■ **TASK OBJECTIVE**
Give every line of the material below as a Markdown table with the columns "Row" and "Line", numbering the rows and skipping blank lines. Leave the pictures out.
▬▬▬▬▬▬
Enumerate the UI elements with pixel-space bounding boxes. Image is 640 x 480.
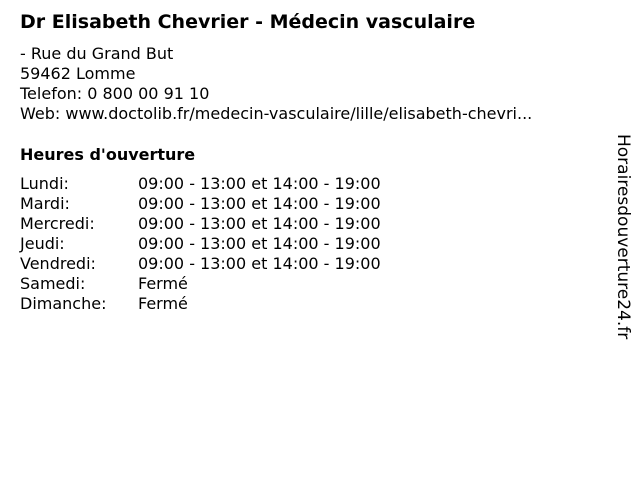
opening-hours-table: [20, 174, 381, 314]
time-value: 09:00 - 13:00 et 14:00 - 19:00: [138, 234, 381, 253]
time-value: 09:00 - 13:00 et 14:00 - 19:00: [138, 174, 381, 193]
day-label: Lundi:: [20, 174, 69, 193]
time-value: Fermé: [138, 294, 188, 313]
time-value: 09:00 - 13:00 et 14:00 - 19:00: [138, 214, 381, 233]
address-block: [20, 44, 532, 124]
city-postcode: 59462 Lomme: [20, 64, 136, 83]
hours-row-saturday: [20, 274, 381, 294]
hours-row-sunday: [20, 294, 381, 314]
day-label: Samedi:: [20, 274, 86, 293]
day-label: Mercredi:: [20, 214, 95, 233]
street-address: - Rue du Grand But: [20, 44, 174, 63]
day-label: Mardi:: [20, 194, 70, 213]
hours-row-friday: [20, 254, 381, 274]
day-label: Jeudi:: [20, 234, 65, 253]
day-label: Vendredi:: [20, 254, 96, 273]
website-link[interactable]: Web: www.doctolib.fr/medecin-vasculaire/lille/elisabeth-chevri...: [20, 104, 533, 123]
hours-row-monday: [20, 174, 381, 194]
opening-hours-heading: Heures d'ouverture: [20, 145, 196, 164]
page-title: Dr Elisabeth Chevrier - Médecin vasculaire: [20, 11, 476, 33]
time-value: 09:00 - 13:00 et 14:00 - 19:00: [138, 194, 381, 213]
time-value: 09:00 - 13:00 et 14:00 - 19:00: [138, 254, 381, 273]
hours-row-wednesday: [20, 214, 381, 234]
time-value: Fermé: [138, 274, 188, 293]
hours-row-thursday: [20, 234, 381, 254]
phone-number: Telefon: 0 800 00 91 10: [20, 84, 210, 103]
day-label: Dimanche:: [20, 294, 107, 313]
site-watermark: Horairesdouverture24.fr: [613, 134, 633, 340]
hours-row-tuesday: [20, 194, 381, 214]
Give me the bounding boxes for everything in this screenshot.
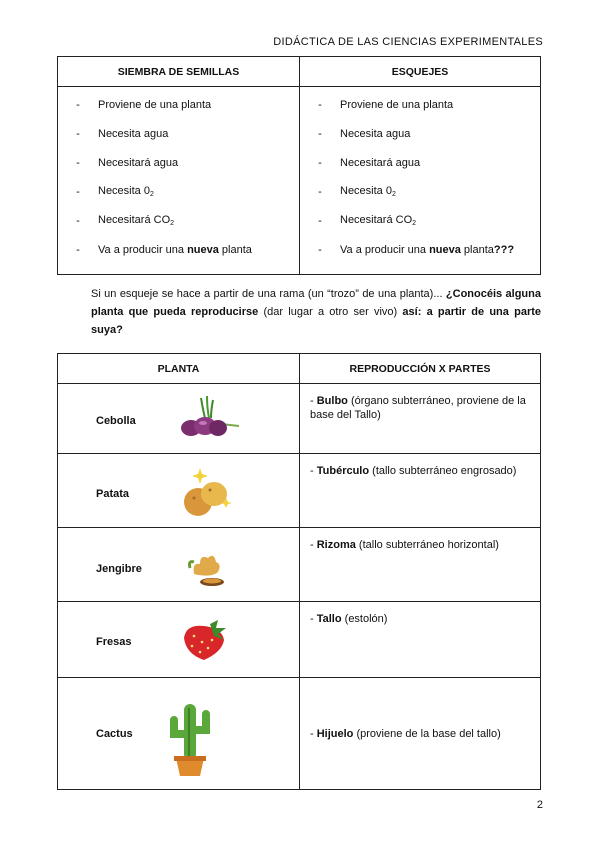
▬▬▬▬▬▬
■ **TASK RESPONSE**
| Row | Line |
|---|---|
| 1 | Enumerate the UI elements with pixel-space bounding boxes. Image is 640 x 480. |
| 2 | opening-hours-table: [20, 174, 381, 314] |
| 3 | time-value: 09:00 - 13:00 et 14:00 - 19:00: [138, 234, 381, 253] |
| 4 | time-value: 09:00 - 13:00 et 14:00 - 19:00: [138, 174, 381, 193] |
| 5 | day-label: Lundi:: [20, 174, 69, 193] |
| 6 | time-value: Fermé: [138, 294, 188, 313] |
| 7 | time-value: 09:00 - 13:00 et 14:00 - 19:00: [138, 214, 381, 233] |
| 8 | address-block: [20, 44, 532, 124] |
| 9 | city-postcode: 59462 Lomme: [20, 64, 136, 83] |
| 10 | hours-row-saturday: [20, 274, 381, 294] |
| 11 | hours-row-sunday: [20, 294, 381, 314] |
| 12 | day-label: Samedi:: [20, 274, 86, 293] |
| 13 | day-label: Mercredi:: [20, 214, 95, 233] |
| 14 | street-address: - Rue du Grand But: [20, 44, 174, 63] |
| 15 | day-label: Mardi:: [20, 194, 70, 213] |
| 16 | hours-row-friday: [20, 254, 381, 274] |
| 17 | day-label: Jeudi:: [20, 234, 65, 253] |
| 18 | day-label: Vendredi:: [20, 254, 96, 273] |
| 19 | website-link[interactable]: Web: www.doctolib.fr/medecin-vasculaire/lille/elisabeth-chevri...: [20, 104, 533, 123] |
| 20 | hours-row-monday: [20, 174, 381, 194] |
| 21 | opening-hours-heading: Heures d'ouverture: [20, 145, 196, 164] |
| 22 | page-title: Dr Elisabeth Chevrier - Médecin vasculaire: [20, 11, 476, 33] |
| 23 | time-value: 09:00 - 13:00 et 14:00 - 19:00: [138, 194, 381, 213] |
| 24 | time-value: 09:00 - 13:00 et 14:00 - 19:00: [138, 254, 381, 273] |
| 25 | hours-row-wednesday: [20, 214, 381, 234] |
| 26 | time-value: Fermé: [138, 274, 188, 293] |
| 27 | hours-row-thursday: [20, 234, 381, 254] |
| 28 | phone-number: Telefon: 0 800 00 91 10: [20, 84, 210, 103] |
| 29 | day-label: Dimanche:: [20, 294, 107, 313] |
| 30 | site-watermark: Horairesdouverture24.fr: [613, 134, 633, 340] |
| 31 | hours-row-tuesday: [20, 194, 381, 214] |
| 32 | Give me the bounding boxes for everything in this screenshot. |